*Exercise*.
Take each line that has the word "Minor" and return it.

------------

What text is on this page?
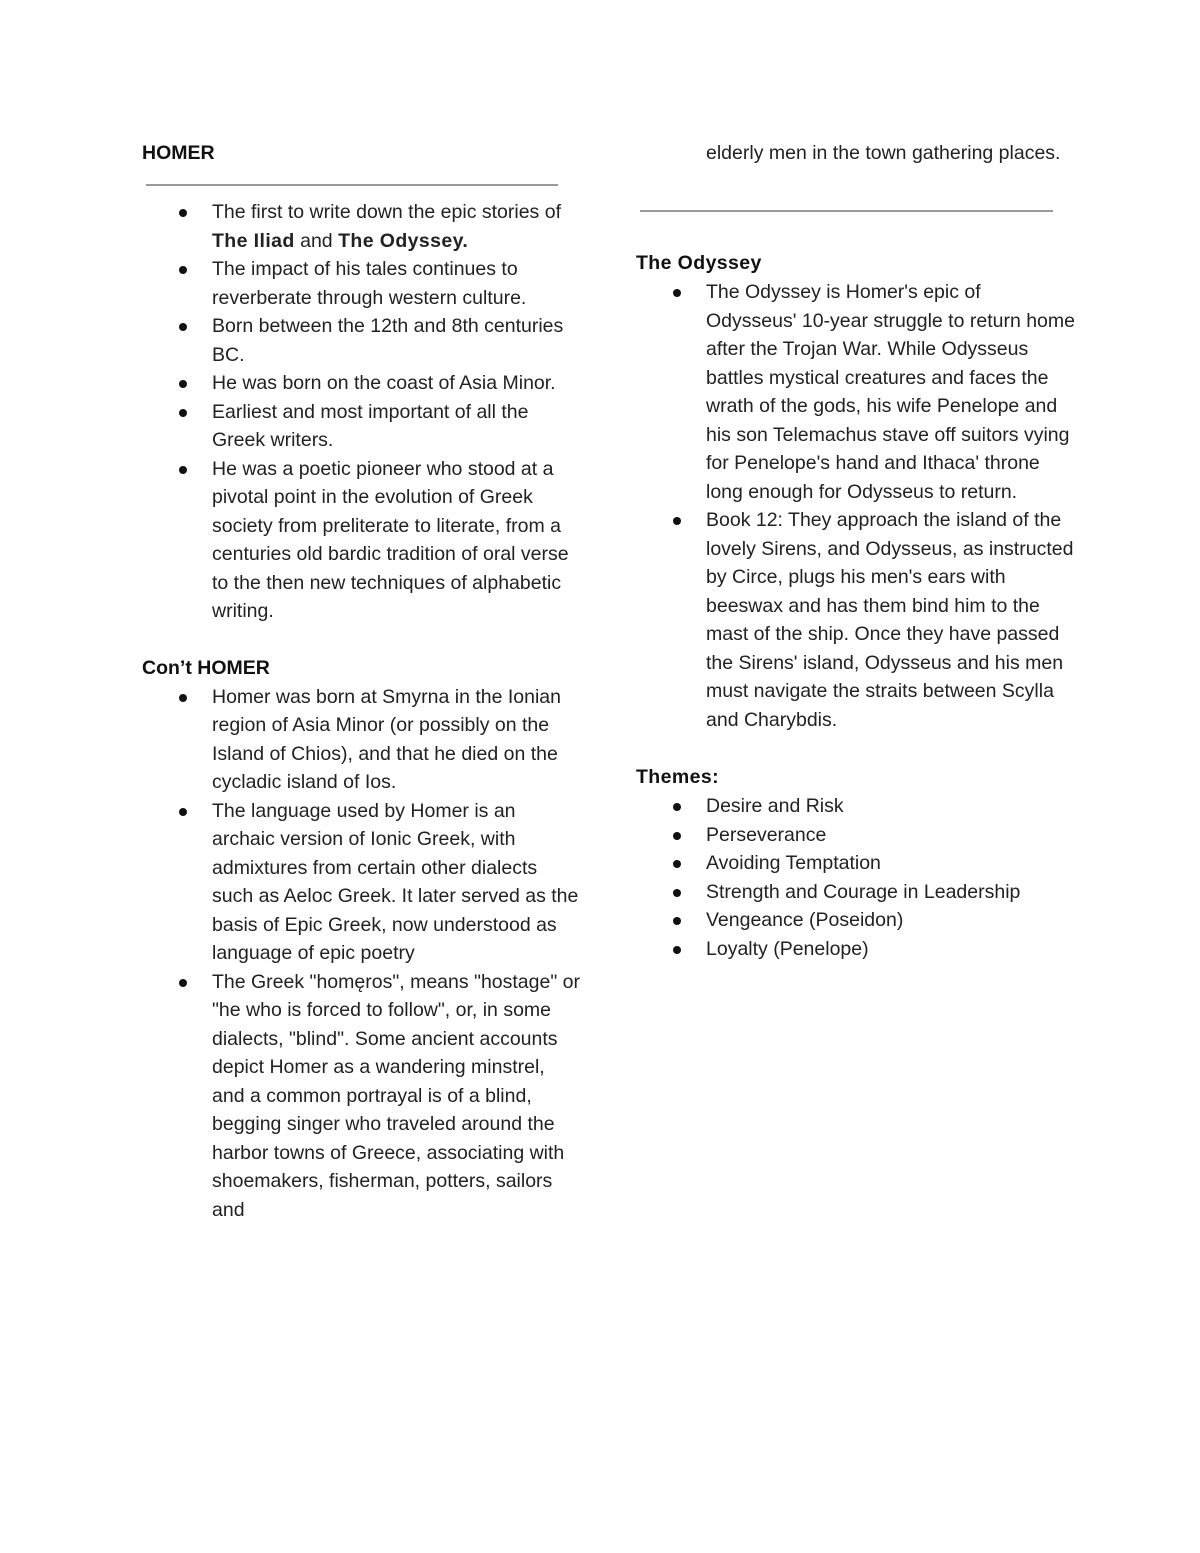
HOMER
The first to write down the epic stories of The Iliad and The Odyssey.
The impact of his tales continues to reverberate through western culture.
Born between the 12th and 8th centuries BC.
He was born on the coast of Asia Minor.
Earliest and most important of all the Greek writers.
He was a poetic pioneer who stood at a pivotal point in the evolution of Greek society from preliterate to literate, from a centuries old bardic tradition of oral verse to the then new techniques of alphabetic writing.
Con’t HOMER
Homer was born at Smyrna in the Ionian region of Asia Minor (or possibly on the Island of Chios), and that he died on the cycladic island of Ios.
The language used by Homer is an archaic version of Ionic Greek, with admixtures from certain other dialects such as Aeloc Greek. It later served as the basis of Epic Greek, now understood as language of epic poetry
The Greek "homęros", means "hostage" or "he who is forced to follow", or, in some dialects, "blind". Some ancient accounts depict Homer as a wandering minstrel, and a common portrayal is of a blind, begging singer who traveled around the harbor towns of Greece, associating with shoemakers, fisherman, potters, sailors and

elderly men in the town gathering places.

The Odyssey
The Odyssey is Homer's epic of Odysseus' 10-year struggle to return home after the Trojan War. While Odysseus battles mystical creatures and faces the wrath of the gods, his wife Penelope and his son Telemachus stave off suitors vying for Penelope's hand and Ithaca' throne long enough for Odysseus to return.
Book 12: They approach the island of the lovely Sirens, and Odysseus, as instructed by Circe, plugs his men's ears with beeswax and has them bind him to the mast of the ship. Once they have passed the Sirens' island, Odysseus and his men must navigate the straits between Scylla and Charybdis.
Themes:
Desire and Risk
Perseverance
Avoiding Temptation
Strength and Courage in Leadership
Vengeance (Poseidon)
Loyalty (Penelope)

------------

*Task solution*.
He was born on the coast of Asia Minor.
Homer was born at Smyrna in the Ionian region of Asia Minor (or possibly on the Island of Chios), and that he died on the cycladic island of Ios.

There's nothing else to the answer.